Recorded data
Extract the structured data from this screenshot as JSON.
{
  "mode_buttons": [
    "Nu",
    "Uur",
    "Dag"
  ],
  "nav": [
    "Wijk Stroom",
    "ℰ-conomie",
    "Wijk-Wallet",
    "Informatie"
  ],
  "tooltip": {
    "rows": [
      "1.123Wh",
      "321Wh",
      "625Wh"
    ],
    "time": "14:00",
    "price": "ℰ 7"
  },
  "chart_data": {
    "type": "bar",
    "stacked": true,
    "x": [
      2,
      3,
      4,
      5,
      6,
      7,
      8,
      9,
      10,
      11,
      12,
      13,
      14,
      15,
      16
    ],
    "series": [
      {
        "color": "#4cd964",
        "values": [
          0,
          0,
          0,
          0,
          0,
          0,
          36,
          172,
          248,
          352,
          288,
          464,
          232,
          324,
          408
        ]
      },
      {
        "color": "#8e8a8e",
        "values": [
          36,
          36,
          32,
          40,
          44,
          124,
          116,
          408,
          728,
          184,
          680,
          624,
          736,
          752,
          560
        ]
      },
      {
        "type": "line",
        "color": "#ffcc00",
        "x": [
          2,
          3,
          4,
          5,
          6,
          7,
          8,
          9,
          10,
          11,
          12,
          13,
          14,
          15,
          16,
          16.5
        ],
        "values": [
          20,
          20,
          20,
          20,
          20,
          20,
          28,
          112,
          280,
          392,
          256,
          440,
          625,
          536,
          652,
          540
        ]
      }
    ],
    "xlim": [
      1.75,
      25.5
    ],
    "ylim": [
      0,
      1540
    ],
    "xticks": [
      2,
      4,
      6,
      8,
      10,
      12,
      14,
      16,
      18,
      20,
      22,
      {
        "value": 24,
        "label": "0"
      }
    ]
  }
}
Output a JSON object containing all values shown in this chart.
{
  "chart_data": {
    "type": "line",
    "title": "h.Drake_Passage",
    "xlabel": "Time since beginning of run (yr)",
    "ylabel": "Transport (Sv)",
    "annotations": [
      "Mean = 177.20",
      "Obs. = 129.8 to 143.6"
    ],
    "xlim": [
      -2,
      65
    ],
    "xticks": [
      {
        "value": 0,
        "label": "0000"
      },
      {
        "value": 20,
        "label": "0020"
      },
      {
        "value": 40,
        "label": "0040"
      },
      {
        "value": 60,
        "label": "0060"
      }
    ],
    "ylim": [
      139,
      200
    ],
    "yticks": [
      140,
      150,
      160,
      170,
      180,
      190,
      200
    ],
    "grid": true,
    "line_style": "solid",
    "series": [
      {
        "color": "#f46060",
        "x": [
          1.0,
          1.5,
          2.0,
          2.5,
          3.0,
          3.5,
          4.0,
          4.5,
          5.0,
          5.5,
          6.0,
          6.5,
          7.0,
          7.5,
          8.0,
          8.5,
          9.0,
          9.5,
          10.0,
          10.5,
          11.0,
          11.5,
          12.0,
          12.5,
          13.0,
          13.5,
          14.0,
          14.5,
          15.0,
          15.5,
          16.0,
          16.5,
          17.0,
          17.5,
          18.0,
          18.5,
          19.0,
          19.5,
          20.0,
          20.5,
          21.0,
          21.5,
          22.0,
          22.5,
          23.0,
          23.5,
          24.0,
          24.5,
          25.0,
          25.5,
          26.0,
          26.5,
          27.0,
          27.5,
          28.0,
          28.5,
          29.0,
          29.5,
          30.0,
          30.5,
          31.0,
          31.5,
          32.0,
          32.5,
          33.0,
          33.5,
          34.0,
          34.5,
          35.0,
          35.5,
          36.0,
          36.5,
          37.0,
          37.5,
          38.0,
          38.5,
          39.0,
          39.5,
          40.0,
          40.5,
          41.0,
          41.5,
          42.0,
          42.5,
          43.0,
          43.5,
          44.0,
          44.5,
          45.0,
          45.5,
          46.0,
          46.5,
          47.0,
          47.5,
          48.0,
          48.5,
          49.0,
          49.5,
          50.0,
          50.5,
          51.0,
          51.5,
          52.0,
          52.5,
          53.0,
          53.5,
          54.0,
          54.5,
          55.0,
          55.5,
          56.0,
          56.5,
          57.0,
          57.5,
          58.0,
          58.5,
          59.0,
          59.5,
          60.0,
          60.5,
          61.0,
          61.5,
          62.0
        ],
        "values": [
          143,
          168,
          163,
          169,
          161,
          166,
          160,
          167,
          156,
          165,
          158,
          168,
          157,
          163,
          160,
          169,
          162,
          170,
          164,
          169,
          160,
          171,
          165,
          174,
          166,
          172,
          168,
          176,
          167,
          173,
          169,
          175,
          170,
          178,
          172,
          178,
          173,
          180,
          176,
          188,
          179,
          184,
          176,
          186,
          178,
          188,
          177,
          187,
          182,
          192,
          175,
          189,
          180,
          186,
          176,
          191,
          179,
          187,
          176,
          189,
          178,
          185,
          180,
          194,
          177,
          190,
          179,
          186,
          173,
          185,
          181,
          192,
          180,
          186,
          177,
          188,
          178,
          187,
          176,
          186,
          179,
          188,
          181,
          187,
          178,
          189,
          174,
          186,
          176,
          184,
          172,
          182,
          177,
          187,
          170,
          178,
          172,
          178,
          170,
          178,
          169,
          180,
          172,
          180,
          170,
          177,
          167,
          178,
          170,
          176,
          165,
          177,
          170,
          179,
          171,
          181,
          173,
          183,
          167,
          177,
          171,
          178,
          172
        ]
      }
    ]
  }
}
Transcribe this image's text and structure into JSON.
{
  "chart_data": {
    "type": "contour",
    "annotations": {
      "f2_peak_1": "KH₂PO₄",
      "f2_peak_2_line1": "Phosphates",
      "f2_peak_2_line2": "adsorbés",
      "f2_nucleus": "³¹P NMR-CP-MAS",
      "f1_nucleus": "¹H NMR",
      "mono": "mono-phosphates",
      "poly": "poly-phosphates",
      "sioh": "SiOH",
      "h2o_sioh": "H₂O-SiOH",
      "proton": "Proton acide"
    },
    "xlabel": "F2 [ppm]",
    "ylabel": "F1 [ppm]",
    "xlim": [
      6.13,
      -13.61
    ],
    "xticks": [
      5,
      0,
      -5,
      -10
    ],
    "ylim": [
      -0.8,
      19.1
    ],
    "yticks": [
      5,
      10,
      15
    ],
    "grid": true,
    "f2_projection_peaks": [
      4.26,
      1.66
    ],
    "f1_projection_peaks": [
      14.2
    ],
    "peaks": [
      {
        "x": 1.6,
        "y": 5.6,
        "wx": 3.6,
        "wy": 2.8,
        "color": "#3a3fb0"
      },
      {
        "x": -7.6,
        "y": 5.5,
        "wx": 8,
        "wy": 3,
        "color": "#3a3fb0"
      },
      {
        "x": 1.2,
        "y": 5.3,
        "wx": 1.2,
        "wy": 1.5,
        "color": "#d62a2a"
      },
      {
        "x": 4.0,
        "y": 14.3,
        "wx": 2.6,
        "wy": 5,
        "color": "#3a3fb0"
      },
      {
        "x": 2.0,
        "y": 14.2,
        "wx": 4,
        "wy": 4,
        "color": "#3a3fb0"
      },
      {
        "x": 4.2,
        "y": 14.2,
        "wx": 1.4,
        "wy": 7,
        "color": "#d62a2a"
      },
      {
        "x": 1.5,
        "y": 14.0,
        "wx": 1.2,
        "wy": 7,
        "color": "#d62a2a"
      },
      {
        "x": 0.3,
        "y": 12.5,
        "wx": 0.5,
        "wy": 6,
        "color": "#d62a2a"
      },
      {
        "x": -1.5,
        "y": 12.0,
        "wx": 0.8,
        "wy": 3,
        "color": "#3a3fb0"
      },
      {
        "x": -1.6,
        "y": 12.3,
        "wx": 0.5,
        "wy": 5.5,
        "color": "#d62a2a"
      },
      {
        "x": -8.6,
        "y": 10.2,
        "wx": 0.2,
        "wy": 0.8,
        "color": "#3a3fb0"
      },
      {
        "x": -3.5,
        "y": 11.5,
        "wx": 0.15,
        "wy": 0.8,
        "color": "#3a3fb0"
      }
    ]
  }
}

**YOUR TASK**
Say the number of lines in the records above that include the string "this", and no more.

**WORKED ANSWER**
3